[Instruction]:
Starting at the line that contains "Read all visible content and emit it as JSON.", write out each line through the end of the data below, exactly as it stands. Skip any pictures.
-*-*-
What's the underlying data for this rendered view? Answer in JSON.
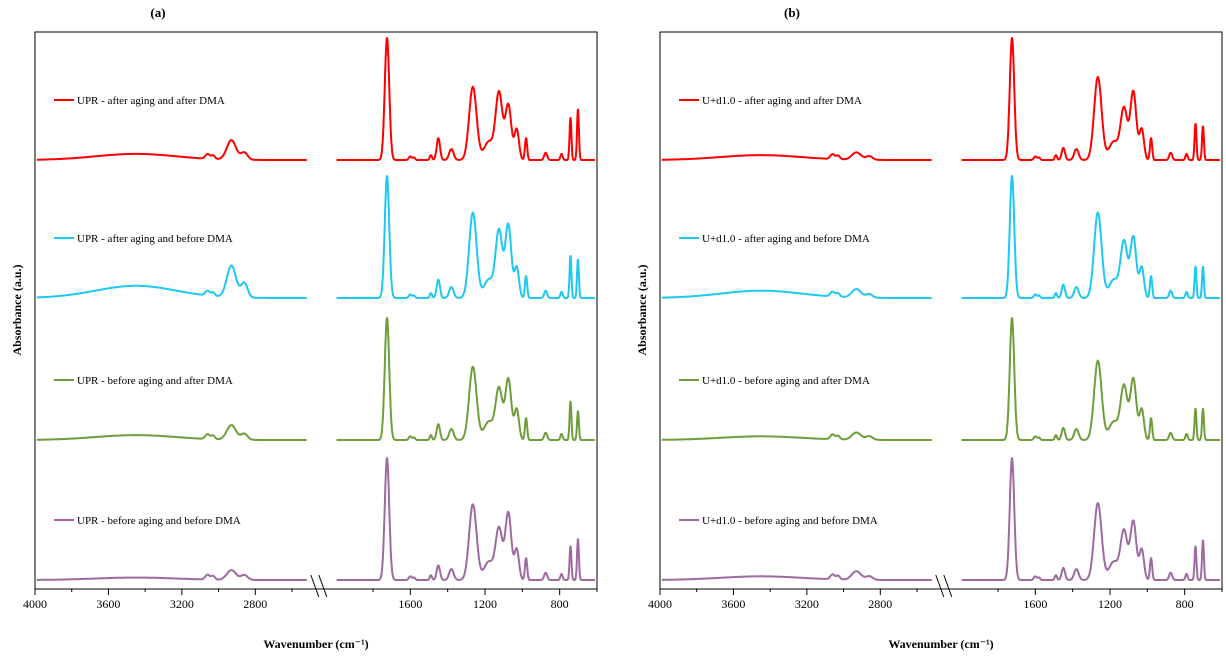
{
  "chart_data": [
    {
      "type": "line",
      "panel_label": "(a)",
      "xlabel": "Wavenumber (cm⁻¹)",
      "ylabel": "Absorbance (a.u.)",
      "x_reversed": true,
      "axis_break": true,
      "xticks": [
        "4000",
        "3600",
        "3200",
        "2800",
        "1600",
        "1200",
        "800"
      ],
      "series": [
        {
          "name": "UPR - after aging and after DMA",
          "color": "#ff0000",
          "peaks": {
            "broad_oh": 0.05,
            "ch_2920": 0.16,
            "ch_2850": 0.06,
            "co_1720": 1.0,
            "1450": 0.18,
            "1260": 0.6,
            "1120": 0.55,
            "1070": 0.45,
            "740": 0.35,
            "700": 0.42
          }
        },
        {
          "name": "UPR - after aging and before DMA",
          "color": "#1ec8f0",
          "peaks": {
            "broad_oh": 0.1,
            "ch_2920": 0.26,
            "ch_2850": 0.12,
            "co_1720": 1.0,
            "1450": 0.15,
            "1260": 0.7,
            "1120": 0.55,
            "1070": 0.6,
            "740": 0.35,
            "700": 0.32
          }
        },
        {
          "name": "UPR - before aging and after DMA",
          "color": "#6e9e3c",
          "peaks": {
            "broad_oh": 0.04,
            "ch_2920": 0.12,
            "ch_2850": 0.05,
            "co_1720": 1.0,
            "1450": 0.13,
            "1260": 0.6,
            "1120": 0.42,
            "1070": 0.5,
            "740": 0.32,
            "700": 0.24
          }
        },
        {
          "name": "UPR - before aging and before DMA",
          "color": "#9e6aa0",
          "peaks": {
            "broad_oh": 0.02,
            "ch_2920": 0.08,
            "ch_2850": 0.04,
            "co_1720": 1.0,
            "1450": 0.12,
            "1260": 0.62,
            "1120": 0.42,
            "1070": 0.55,
            "740": 0.28,
            "700": 0.34
          }
        }
      ]
    },
    {
      "type": "line",
      "panel_label": "(b)",
      "xlabel": "Wavenumber (cm⁻¹)",
      "ylabel": "Absorbance (a.u.)",
      "x_reversed": true,
      "axis_break": true,
      "xticks": [
        "4000",
        "3600",
        "3200",
        "2800",
        "1600",
        "1200",
        "800"
      ],
      "series": [
        {
          "name": "U+d1.0 - after aging and after DMA",
          "color": "#ff0000",
          "peaks": {
            "broad_oh": 0.04,
            "ch_2920": 0.06,
            "ch_2850": 0.03,
            "co_1720": 1.0,
            "1450": 0.1,
            "1260": 0.68,
            "1120": 0.42,
            "1070": 0.56,
            "740": 0.3,
            "700": 0.28
          }
        },
        {
          "name": "U+d1.0 - after aging and before DMA",
          "color": "#1ec8f0",
          "peaks": {
            "broad_oh": 0.06,
            "ch_2920": 0.07,
            "ch_2850": 0.03,
            "co_1720": 1.0,
            "1450": 0.11,
            "1260": 0.7,
            "1120": 0.46,
            "1070": 0.5,
            "740": 0.26,
            "700": 0.26
          }
        },
        {
          "name": "U+d1.0 - before aging and after DMA",
          "color": "#6e9e3c",
          "peaks": {
            "broad_oh": 0.03,
            "ch_2920": 0.06,
            "ch_2850": 0.03,
            "co_1720": 1.0,
            "1450": 0.1,
            "1260": 0.65,
            "1120": 0.44,
            "1070": 0.5,
            "740": 0.26,
            "700": 0.26
          }
        },
        {
          "name": "U+d1.0 - before aging and before DMA",
          "color": "#9e6aa0",
          "peaks": {
            "broad_oh": 0.03,
            "ch_2920": 0.07,
            "ch_2850": 0.03,
            "co_1720": 1.0,
            "1450": 0.1,
            "1260": 0.63,
            "1120": 0.4,
            "1070": 0.48,
            "740": 0.28,
            "700": 0.33
          }
        }
      ]
    }
  ]
}
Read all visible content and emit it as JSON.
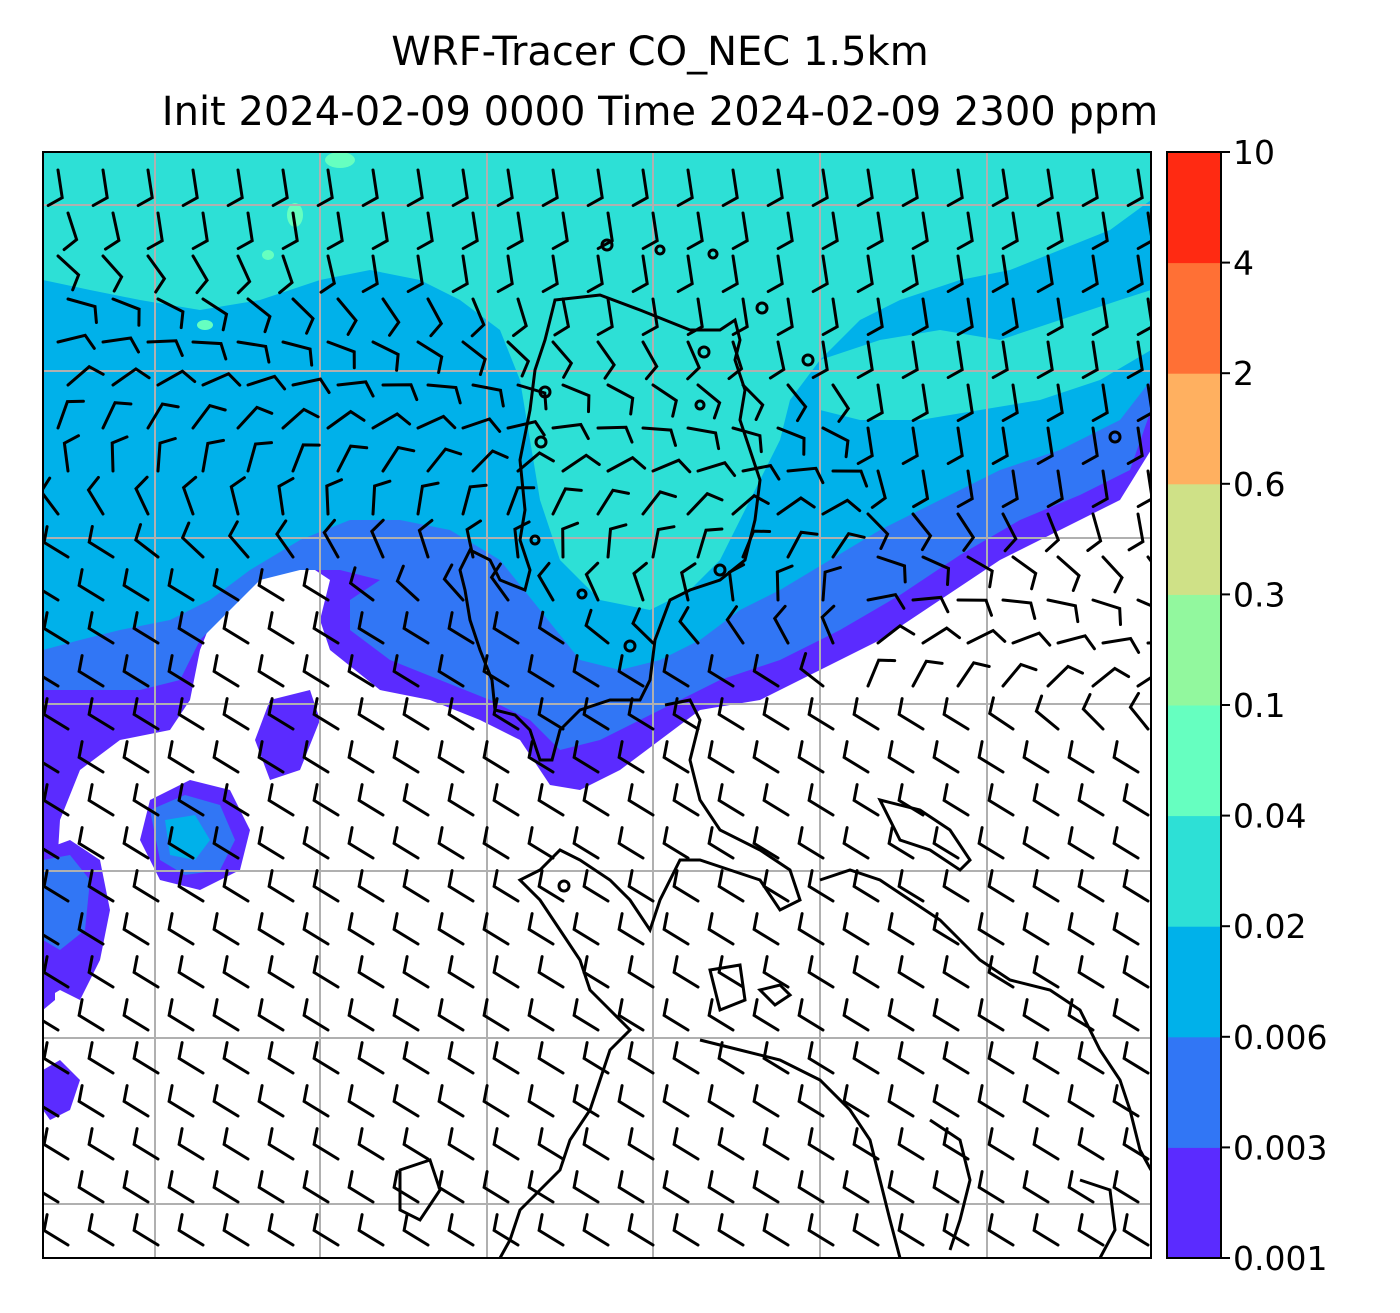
{
  "title_line1": "WRF-Tracer CO_NEC 1.5km",
  "title_line2": "Init 2024-02-09 0000 Time 2024-02-09 2300 ppm",
  "colorbar": {
    "levels": [
      "0.001",
      "0.003",
      "0.006",
      "0.02",
      "0.04",
      "0.1",
      "0.3",
      "0.6",
      "2",
      "4",
      "10"
    ],
    "colors": [
      "#5b2bff",
      "#3176f5",
      "#00b1ea",
      "#2de0d6",
      "#66ffc0",
      "#92f89e",
      "#cfe187",
      "#ffb060",
      "#ff7035",
      "#ff2a12"
    ]
  },
  "map": {
    "gridlines": true,
    "gridline_color": "#b0b0b0",
    "wind_barbs": "southwesterly flow over the south, northerly flow over the north",
    "coastline_color": "#000000"
  }
}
-*-*-
[Answer to this problem]:
Read all visible content and emit it as JSON.
{
  "title_line1": "WRF-Tracer CO_NEC 1.5km",
  "title_line2": "Init 2024-02-09 0000 Time 2024-02-09 2300 ppm",
  "colorbar": {
    "levels": [
      "0.001",
      "0.003",
      "0.006",
      "0.02",
      "0.04",
      "0.1",
      "0.3",
      "0.6",
      "2",
      "4",
      "10"
    ],
    "colors": [
      "#5b2bff",
      "#3176f5",
      "#00b1ea",
      "#2de0d6",
      "#66ffc0",
      "#92f89e",
      "#cfe187",
      "#ffb060",
      "#ff7035",
      "#ff2a12"
    ]
  },
  "map": {
    "gridlines": true,
    "gridline_color": "#b0b0b0",
    "wind_barbs": "southwesterly flow over the south, northerly flow over the north",
    "coastline_color": "#000000"
  }
}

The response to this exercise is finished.